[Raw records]
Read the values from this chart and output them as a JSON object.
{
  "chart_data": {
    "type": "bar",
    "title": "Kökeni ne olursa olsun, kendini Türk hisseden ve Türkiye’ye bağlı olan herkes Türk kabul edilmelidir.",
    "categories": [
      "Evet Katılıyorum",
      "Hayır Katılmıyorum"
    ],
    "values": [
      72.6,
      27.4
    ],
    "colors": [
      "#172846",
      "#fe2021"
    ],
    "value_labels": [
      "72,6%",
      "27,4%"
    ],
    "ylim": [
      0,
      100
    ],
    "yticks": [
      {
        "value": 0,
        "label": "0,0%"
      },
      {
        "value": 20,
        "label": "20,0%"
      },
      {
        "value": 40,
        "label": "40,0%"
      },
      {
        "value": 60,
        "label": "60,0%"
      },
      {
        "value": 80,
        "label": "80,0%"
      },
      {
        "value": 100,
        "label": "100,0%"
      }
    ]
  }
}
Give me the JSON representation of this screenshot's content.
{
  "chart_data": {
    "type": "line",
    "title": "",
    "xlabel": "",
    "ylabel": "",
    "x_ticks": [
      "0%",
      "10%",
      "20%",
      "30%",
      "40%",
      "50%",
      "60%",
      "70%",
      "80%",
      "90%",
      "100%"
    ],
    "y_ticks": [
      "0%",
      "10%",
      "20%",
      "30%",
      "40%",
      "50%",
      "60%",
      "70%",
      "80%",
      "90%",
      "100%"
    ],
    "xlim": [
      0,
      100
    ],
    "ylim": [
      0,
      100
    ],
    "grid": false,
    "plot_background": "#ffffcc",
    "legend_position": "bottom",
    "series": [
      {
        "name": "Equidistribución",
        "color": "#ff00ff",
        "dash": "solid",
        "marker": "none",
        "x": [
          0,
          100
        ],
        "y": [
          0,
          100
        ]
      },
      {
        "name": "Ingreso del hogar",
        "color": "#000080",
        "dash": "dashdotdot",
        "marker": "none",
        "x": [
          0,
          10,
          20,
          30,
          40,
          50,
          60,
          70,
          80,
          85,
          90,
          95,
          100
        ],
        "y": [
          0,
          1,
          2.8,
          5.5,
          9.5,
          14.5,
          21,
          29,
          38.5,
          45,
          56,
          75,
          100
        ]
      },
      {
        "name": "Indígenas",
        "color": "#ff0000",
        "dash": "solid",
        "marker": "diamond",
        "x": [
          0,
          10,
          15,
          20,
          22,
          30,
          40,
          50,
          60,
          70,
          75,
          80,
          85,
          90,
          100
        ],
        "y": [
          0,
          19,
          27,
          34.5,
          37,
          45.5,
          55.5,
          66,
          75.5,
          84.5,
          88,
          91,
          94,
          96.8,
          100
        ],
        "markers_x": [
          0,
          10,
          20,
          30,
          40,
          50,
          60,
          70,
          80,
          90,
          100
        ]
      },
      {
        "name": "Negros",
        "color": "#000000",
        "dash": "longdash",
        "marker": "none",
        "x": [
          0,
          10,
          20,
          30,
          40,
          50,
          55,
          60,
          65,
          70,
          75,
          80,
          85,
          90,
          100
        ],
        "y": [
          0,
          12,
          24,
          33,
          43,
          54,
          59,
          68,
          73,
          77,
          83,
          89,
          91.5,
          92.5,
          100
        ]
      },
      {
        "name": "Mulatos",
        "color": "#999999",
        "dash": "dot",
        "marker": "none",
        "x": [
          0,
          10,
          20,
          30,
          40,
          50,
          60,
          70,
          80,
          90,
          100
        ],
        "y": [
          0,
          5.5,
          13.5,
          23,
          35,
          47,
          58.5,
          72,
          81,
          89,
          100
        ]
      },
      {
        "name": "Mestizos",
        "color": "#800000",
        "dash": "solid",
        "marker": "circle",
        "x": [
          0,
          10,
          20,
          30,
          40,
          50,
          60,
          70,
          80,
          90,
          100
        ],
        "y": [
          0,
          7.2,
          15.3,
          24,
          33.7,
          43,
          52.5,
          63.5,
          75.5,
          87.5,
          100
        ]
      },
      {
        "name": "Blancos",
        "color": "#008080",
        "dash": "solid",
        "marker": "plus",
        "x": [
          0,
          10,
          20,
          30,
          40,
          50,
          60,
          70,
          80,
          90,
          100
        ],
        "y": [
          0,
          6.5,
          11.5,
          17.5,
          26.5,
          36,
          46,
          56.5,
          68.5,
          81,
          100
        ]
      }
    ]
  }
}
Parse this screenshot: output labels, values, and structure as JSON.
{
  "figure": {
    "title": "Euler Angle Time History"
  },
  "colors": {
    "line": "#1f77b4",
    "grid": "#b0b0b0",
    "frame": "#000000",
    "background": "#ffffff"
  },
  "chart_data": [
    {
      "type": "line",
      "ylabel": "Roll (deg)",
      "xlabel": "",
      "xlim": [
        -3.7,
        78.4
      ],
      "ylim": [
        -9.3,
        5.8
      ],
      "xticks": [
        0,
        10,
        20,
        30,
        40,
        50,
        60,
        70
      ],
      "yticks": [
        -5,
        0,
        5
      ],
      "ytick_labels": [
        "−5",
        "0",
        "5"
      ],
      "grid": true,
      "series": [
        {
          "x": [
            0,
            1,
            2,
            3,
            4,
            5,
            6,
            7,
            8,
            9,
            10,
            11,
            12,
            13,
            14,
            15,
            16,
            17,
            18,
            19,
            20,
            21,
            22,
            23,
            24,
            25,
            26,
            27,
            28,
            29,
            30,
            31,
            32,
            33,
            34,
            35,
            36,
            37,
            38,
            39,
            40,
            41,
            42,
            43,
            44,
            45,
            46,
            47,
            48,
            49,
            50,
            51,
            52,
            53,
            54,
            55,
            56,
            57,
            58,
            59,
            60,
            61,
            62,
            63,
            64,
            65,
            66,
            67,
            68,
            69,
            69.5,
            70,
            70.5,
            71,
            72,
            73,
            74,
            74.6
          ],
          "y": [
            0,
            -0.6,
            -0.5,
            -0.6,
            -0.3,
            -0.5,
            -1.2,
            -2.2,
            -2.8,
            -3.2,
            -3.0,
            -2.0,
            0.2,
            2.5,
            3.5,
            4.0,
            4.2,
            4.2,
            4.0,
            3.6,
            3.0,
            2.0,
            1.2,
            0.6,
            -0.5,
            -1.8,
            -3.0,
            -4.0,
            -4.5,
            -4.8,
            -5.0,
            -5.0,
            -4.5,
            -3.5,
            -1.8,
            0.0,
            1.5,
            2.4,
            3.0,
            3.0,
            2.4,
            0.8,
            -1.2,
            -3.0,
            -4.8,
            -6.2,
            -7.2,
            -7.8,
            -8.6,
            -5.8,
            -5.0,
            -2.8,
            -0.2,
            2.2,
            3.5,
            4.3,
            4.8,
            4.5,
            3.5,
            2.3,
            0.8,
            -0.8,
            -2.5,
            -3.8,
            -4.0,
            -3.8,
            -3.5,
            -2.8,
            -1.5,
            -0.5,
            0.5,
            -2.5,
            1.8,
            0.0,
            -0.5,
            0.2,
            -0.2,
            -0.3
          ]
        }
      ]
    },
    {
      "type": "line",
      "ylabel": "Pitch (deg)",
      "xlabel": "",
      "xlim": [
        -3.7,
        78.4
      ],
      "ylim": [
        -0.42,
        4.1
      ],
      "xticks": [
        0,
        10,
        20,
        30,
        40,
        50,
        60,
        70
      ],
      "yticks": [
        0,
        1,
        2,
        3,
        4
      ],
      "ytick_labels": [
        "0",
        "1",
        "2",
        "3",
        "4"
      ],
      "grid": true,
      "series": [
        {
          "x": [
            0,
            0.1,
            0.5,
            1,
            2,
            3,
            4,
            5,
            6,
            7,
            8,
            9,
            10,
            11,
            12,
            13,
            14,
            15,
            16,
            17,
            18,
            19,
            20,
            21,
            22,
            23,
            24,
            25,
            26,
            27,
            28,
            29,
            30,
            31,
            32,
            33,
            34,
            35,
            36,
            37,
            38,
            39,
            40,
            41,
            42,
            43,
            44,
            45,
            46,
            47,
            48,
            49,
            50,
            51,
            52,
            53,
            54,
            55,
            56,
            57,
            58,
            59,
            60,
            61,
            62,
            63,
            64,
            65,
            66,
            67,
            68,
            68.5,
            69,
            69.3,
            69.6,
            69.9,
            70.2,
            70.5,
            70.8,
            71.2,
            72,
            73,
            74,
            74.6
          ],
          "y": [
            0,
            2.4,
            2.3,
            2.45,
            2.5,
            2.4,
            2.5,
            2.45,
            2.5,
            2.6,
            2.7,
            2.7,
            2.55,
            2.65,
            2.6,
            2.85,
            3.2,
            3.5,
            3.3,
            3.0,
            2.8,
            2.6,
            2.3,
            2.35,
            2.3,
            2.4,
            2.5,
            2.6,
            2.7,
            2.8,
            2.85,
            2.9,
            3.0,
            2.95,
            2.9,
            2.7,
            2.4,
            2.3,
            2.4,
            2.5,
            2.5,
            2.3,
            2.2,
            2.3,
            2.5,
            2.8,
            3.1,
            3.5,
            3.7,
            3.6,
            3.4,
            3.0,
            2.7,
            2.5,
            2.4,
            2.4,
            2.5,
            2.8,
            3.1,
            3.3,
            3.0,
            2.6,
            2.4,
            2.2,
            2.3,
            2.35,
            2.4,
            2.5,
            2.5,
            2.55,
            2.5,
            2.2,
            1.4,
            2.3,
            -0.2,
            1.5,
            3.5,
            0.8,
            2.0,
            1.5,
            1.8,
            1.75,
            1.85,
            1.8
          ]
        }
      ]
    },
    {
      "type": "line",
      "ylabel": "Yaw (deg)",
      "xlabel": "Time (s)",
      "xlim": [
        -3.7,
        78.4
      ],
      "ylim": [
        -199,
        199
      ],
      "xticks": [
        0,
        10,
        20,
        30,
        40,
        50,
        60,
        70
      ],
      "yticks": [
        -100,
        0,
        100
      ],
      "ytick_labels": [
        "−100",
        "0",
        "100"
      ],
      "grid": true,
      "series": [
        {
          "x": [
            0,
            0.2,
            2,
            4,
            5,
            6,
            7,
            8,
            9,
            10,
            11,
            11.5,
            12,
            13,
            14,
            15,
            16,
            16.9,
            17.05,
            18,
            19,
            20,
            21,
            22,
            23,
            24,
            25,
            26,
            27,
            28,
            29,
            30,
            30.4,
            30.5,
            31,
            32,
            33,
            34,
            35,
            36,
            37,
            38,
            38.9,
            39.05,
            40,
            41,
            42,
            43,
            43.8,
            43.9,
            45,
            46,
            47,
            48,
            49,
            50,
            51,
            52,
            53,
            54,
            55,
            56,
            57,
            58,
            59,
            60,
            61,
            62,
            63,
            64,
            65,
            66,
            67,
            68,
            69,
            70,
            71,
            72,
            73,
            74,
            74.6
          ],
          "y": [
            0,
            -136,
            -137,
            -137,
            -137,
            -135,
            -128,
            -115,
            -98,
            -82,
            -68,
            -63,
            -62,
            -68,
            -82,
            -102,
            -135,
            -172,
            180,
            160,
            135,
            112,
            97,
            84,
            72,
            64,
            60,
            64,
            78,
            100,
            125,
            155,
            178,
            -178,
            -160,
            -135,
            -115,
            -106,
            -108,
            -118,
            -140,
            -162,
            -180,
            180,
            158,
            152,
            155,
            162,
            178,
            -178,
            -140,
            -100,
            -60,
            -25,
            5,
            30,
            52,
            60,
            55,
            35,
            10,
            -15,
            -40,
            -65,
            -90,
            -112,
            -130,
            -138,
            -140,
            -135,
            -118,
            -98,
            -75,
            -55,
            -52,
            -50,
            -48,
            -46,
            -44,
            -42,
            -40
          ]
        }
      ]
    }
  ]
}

◆ Problem description: Using the listing above, pick out each line that contains the word "Time", then copy it.

◆ Result of this exercise:
    "title": "Euler Angle Time History"
      "xlabel": "Time (s)",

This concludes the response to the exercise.